# WORK TO DO
Each entry must appear again exactly as it does in the source.

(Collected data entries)
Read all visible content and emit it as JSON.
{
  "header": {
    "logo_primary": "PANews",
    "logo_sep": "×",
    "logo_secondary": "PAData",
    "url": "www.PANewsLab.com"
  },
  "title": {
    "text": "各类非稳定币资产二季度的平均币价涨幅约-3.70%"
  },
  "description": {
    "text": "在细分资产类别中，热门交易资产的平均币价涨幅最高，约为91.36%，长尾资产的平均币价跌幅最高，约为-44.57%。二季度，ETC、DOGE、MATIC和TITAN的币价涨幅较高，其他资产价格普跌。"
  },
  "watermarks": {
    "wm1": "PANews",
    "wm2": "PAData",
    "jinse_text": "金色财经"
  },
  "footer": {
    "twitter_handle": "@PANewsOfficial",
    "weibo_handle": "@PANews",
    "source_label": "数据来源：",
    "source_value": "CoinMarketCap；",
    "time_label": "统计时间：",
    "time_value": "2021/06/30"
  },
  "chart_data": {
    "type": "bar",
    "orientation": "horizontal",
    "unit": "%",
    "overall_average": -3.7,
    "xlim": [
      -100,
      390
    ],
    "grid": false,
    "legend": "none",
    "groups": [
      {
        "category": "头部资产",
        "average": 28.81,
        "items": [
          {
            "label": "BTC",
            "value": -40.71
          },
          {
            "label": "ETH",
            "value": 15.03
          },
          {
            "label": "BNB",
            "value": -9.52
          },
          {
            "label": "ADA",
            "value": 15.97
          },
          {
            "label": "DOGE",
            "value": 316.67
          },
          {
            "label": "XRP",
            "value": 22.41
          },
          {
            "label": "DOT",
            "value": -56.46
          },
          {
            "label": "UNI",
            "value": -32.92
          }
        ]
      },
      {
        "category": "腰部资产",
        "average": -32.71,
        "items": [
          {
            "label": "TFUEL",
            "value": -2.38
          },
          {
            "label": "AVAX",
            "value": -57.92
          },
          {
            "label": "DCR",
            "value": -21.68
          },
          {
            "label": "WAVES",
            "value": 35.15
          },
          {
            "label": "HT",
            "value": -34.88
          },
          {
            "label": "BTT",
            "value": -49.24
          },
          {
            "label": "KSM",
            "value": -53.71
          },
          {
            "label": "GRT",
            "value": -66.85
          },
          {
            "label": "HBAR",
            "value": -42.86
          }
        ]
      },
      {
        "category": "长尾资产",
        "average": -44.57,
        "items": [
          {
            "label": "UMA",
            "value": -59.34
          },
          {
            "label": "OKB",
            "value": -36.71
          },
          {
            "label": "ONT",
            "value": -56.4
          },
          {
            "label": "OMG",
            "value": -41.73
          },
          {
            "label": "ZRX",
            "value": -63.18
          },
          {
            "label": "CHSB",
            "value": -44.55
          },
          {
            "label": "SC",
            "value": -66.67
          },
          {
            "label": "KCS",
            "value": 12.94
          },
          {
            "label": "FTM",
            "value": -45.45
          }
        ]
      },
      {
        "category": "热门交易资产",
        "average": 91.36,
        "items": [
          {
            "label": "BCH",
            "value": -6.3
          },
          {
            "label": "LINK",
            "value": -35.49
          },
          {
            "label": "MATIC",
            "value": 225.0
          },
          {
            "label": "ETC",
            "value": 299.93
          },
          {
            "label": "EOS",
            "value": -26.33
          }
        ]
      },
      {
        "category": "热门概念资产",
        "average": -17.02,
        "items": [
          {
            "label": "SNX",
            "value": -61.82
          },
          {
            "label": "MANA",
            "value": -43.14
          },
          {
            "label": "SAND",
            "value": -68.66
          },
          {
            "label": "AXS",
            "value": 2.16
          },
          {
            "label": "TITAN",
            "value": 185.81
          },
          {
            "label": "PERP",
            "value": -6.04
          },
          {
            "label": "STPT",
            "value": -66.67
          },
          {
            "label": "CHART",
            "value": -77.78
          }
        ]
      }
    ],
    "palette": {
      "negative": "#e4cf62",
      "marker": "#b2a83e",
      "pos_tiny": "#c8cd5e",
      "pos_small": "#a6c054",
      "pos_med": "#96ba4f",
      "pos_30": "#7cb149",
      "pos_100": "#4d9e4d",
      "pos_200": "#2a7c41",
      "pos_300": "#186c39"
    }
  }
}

# WORKED SOLUTION
Read all visible content and emit it as JSON.
{
  "header": {
    "logo_primary": "PANews",
    "logo_sep": "×",
    "logo_secondary": "PAData",
    "url": "www.PANewsLab.com"
  },
  "title": {
    "text": "各类非稳定币资产二季度的平均币价涨幅约-3.70%"
  },
  "description": {
    "text": "在细分资产类别中，热门交易资产的平均币价涨幅最高，约为91.36%，长尾资产的平均币价跌幅最高，约为-44.57%。二季度，ETC、DOGE、MATIC和TITAN的币价涨幅较高，其他资产价格普跌。"
  },
  "watermarks": {
    "wm1": "PANews",
    "wm2": "PAData",
    "jinse_text": "金色财经"
  },
  "footer": {
    "twitter_handle": "@PANewsOfficial",
    "weibo_handle": "@PANews",
    "source_label": "数据来源：",
    "source_value": "CoinMarketCap；",
    "time_label": "统计时间：",
    "time_value": "2021/06/30"
  },
  "chart_data": {
    "type": "bar",
    "orientation": "horizontal",
    "unit": "%",
    "overall_average": -3.7,
    "xlim": [
      -100,
      390
    ],
    "grid": false,
    "legend": "none",
    "groups": [
      {
        "category": "头部资产",
        "average": 28.81,
        "items": [
          {
            "label": "BTC",
            "value": -40.71
          },
          {
            "label": "ETH",
            "value": 15.03
          },
          {
            "label": "BNB",
            "value": -9.52
          },
          {
            "label": "ADA",
            "value": 15.97
          },
          {
            "label": "DOGE",
            "value": 316.67
          },
          {
            "label": "XRP",
            "value": 22.41
          },
          {
            "label": "DOT",
            "value": -56.46
          },
          {
            "label": "UNI",
            "value": -32.92
          }
        ]
      },
      {
        "category": "腰部资产",
        "average": -32.71,
        "items": [
          {
            "label": "TFUEL",
            "value": -2.38
          },
          {
            "label": "AVAX",
            "value": -57.92
          },
          {
            "label": "DCR",
            "value": -21.68
          },
          {
            "label": "WAVES",
            "value": 35.15
          },
          {
            "label": "HT",
            "value": -34.88
          },
          {
            "label": "BTT",
            "value": -49.24
          },
          {
            "label": "KSM",
            "value": -53.71
          },
          {
            "label": "GRT",
            "value": -66.85
          },
          {
            "label": "HBAR",
            "value": -42.86
          }
        ]
      },
      {
        "category": "长尾资产",
        "average": -44.57,
        "items": [
          {
            "label": "UMA",
            "value": -59.34
          },
          {
            "label": "OKB",
            "value": -36.71
          },
          {
            "label": "ONT",
            "value": -56.4
          },
          {
            "label": "OMG",
            "value": -41.73
          },
          {
            "label": "ZRX",
            "value": -63.18
          },
          {
            "label": "CHSB",
            "value": -44.55
          },
          {
            "label": "SC",
            "value": -66.67
          },
          {
            "label": "KCS",
            "value": 12.94
          },
          {
            "label": "FTM",
            "value": -45.45
          }
        ]
      },
      {
        "category": "热门交易资产",
        "average": 91.36,
        "items": [
          {
            "label": "BCH",
            "value": -6.3
          },
          {
            "label": "LINK",
            "value": -35.49
          },
          {
            "label": "MATIC",
            "value": 225.0
          },
          {
            "label": "ETC",
            "value": 299.93
          },
          {
            "label": "EOS",
            "value": -26.33
          }
        ]
      },
      {
        "category": "热门概念资产",
        "average": -17.02,
        "items": [
          {
            "label": "SNX",
            "value": -61.82
          },
          {
            "label": "MANA",
            "value": -43.14
          },
          {
            "label": "SAND",
            "value": -68.66
          },
          {
            "label": "AXS",
            "value": 2.16
          },
          {
            "label": "TITAN",
            "value": 185.81
          },
          {
            "label": "PERP",
            "value": -6.04
          },
          {
            "label": "STPT",
            "value": -66.67
          },
          {
            "label": "CHART",
            "value": -77.78
          }
        ]
      }
    ],
    "palette": {
      "negative": "#e4cf62",
      "marker": "#b2a83e",
      "pos_tiny": "#c8cd5e",
      "pos_small": "#a6c054",
      "pos_med": "#96ba4f",
      "pos_30": "#7cb149",
      "pos_100": "#4d9e4d",
      "pos_200": "#2a7c41",
      "pos_300": "#186c39"
    }
  }
}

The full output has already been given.